======== Input rows ========

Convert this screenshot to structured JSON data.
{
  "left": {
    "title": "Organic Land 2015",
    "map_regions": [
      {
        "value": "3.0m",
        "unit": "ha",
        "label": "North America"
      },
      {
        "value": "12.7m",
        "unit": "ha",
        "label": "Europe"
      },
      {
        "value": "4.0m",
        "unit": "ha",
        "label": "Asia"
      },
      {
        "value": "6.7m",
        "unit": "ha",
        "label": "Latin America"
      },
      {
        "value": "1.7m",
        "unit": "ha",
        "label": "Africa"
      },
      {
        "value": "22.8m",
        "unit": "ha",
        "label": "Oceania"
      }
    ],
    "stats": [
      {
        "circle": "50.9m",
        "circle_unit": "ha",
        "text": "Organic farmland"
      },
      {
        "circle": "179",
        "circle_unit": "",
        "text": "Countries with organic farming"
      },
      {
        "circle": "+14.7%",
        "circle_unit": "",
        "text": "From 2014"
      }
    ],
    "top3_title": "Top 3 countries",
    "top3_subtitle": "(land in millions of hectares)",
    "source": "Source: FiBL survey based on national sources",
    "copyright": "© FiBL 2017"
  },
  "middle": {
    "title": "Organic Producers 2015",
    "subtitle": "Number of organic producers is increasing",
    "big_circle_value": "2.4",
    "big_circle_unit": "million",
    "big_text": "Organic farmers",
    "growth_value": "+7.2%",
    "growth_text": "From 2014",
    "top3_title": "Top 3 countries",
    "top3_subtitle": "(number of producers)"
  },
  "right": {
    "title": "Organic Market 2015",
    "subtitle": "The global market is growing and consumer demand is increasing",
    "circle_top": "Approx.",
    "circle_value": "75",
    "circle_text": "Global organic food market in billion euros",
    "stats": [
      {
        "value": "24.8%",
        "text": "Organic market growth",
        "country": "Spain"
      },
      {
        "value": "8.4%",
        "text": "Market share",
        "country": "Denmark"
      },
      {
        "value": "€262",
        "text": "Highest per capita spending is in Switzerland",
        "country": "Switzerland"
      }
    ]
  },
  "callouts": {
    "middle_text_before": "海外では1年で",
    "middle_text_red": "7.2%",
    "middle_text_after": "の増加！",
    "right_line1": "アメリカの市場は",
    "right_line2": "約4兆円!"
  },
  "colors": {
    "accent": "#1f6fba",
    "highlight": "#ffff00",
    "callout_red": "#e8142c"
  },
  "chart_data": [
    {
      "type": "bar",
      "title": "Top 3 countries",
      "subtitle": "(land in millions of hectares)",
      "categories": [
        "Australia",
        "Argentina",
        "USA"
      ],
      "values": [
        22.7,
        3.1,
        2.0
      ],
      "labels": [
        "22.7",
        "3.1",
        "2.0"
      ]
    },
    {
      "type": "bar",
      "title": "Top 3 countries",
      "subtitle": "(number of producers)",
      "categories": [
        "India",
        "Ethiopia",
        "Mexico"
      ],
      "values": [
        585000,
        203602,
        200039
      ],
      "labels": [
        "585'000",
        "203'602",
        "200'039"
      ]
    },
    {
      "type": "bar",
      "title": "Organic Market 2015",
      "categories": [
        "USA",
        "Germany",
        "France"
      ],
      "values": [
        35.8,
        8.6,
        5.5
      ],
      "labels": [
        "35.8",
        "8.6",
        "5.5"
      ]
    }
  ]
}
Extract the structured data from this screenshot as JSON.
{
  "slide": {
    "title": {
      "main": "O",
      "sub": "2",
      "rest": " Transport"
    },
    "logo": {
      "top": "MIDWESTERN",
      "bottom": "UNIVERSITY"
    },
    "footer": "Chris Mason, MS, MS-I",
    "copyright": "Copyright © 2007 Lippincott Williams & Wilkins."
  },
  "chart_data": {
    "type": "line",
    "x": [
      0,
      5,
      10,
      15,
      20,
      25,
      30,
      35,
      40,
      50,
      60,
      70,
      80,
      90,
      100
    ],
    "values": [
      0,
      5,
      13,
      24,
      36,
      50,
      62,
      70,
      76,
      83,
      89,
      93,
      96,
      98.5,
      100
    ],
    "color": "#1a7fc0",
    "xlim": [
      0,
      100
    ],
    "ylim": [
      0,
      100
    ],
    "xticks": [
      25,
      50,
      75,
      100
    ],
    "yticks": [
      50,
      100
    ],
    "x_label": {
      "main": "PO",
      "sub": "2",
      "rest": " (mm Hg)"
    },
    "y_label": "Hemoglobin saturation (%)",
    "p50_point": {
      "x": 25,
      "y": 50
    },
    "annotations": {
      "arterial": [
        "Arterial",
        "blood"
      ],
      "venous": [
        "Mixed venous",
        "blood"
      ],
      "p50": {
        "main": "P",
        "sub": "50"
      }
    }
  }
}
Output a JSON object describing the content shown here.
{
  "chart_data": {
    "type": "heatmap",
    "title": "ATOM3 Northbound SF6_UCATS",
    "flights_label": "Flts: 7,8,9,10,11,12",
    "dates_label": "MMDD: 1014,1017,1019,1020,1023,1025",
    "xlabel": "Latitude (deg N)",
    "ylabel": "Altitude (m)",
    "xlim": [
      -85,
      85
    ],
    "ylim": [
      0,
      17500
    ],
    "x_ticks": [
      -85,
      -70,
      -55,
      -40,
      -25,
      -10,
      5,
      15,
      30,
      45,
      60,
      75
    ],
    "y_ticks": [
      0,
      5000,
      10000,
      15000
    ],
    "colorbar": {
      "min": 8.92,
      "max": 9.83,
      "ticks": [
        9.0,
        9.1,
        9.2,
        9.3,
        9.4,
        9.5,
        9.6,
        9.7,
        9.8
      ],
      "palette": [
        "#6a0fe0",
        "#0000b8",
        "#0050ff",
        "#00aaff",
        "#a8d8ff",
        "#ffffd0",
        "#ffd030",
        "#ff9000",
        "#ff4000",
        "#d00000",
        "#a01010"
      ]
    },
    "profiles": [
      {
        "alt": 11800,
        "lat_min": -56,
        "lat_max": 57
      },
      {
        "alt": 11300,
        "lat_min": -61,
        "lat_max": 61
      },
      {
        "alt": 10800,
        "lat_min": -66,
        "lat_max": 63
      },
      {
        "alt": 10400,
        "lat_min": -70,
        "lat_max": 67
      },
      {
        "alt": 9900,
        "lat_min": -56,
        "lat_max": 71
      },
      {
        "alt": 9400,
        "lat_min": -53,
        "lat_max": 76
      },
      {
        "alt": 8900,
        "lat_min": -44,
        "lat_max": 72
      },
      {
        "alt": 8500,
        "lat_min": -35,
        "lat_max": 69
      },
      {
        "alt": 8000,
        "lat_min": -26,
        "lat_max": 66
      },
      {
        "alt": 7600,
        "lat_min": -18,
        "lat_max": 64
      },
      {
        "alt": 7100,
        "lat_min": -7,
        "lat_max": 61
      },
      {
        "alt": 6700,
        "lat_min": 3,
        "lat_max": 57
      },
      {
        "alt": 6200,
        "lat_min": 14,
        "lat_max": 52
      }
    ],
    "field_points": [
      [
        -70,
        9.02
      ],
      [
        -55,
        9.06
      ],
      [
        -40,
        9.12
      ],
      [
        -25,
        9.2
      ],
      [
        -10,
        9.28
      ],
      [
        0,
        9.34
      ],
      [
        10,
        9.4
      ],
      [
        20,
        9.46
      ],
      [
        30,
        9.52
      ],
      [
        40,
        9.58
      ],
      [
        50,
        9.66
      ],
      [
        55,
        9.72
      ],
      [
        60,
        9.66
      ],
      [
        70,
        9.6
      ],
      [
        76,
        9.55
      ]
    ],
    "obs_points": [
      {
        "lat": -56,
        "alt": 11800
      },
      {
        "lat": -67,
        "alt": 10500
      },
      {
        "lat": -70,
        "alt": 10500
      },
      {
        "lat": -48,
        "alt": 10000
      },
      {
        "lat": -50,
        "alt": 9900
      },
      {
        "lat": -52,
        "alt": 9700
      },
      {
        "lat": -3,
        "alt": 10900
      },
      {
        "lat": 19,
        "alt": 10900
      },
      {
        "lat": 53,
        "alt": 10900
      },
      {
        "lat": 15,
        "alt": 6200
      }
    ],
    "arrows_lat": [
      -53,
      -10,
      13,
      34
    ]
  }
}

========

→ **What is required**: Copy each line of the preceding data that contains the string "FiBL".

→ **Finished task**:
    "source": "Source: FiBL survey based on national sources",
    "copyright": "© FiBL 2017"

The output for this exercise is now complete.